* _GIVEN RECORDS_

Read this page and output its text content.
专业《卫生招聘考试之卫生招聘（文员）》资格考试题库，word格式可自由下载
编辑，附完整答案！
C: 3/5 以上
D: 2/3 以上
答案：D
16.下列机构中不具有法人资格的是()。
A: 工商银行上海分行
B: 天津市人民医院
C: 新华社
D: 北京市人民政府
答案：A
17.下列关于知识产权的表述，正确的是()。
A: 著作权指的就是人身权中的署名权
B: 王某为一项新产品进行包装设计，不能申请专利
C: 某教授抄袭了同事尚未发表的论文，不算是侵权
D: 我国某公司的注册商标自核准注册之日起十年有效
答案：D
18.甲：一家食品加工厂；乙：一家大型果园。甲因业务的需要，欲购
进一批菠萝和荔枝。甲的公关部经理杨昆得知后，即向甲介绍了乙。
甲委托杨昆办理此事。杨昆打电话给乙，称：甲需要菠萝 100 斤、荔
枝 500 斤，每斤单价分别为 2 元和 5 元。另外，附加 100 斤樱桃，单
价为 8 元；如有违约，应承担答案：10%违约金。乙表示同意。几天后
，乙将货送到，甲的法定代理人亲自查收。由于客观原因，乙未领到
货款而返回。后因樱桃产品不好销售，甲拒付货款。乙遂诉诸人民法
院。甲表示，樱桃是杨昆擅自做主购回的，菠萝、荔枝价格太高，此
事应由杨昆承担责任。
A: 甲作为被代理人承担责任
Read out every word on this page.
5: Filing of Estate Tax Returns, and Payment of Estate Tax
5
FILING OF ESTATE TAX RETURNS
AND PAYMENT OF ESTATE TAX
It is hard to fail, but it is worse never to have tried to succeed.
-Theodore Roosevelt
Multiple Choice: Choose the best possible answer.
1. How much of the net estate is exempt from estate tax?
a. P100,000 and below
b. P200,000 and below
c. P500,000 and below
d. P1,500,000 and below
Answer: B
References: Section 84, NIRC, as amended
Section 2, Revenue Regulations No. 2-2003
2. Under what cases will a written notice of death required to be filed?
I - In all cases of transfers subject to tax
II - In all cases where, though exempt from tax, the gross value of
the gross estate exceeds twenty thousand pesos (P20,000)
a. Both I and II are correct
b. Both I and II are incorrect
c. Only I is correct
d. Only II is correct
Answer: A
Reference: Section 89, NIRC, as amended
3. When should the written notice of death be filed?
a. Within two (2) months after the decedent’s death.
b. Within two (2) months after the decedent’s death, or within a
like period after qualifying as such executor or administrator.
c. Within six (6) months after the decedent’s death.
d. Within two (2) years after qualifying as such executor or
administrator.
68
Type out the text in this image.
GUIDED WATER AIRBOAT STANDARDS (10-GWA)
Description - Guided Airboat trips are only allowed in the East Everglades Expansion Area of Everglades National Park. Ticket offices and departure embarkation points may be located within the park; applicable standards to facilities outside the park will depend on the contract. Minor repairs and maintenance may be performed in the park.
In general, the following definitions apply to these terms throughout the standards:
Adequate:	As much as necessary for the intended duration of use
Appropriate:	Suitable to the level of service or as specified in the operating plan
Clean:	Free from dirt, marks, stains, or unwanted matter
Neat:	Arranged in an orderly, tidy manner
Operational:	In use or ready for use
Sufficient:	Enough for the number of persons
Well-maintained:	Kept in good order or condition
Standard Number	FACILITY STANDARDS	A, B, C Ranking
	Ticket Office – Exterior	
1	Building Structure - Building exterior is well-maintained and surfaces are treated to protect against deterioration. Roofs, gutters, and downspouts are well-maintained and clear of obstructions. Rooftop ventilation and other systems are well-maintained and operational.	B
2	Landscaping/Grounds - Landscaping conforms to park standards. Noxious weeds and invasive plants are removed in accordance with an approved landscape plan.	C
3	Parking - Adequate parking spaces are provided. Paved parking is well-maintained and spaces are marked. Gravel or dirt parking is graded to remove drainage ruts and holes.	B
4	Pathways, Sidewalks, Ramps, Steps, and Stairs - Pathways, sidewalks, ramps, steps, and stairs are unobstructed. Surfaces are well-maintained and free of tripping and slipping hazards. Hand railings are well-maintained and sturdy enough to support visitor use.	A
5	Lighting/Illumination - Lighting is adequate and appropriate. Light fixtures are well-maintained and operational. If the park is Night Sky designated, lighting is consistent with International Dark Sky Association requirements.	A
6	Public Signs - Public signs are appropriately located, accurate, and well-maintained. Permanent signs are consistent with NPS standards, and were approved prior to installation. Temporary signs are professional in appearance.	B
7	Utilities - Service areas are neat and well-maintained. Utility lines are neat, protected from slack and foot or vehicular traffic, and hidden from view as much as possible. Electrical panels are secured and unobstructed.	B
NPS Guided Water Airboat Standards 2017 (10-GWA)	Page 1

* _REQUEST_
Find all lines holding the string "after" and copy them.

* _THE REPLY_
a. Within two (2) months after the decedent’s death.
b. Within two (2) months after the decedent’s death, or within a
like period after qualifying as such executor or administrator.
c. Within six (6) months after the decedent’s death.
d. Within two (2) years after qualifying as such executor or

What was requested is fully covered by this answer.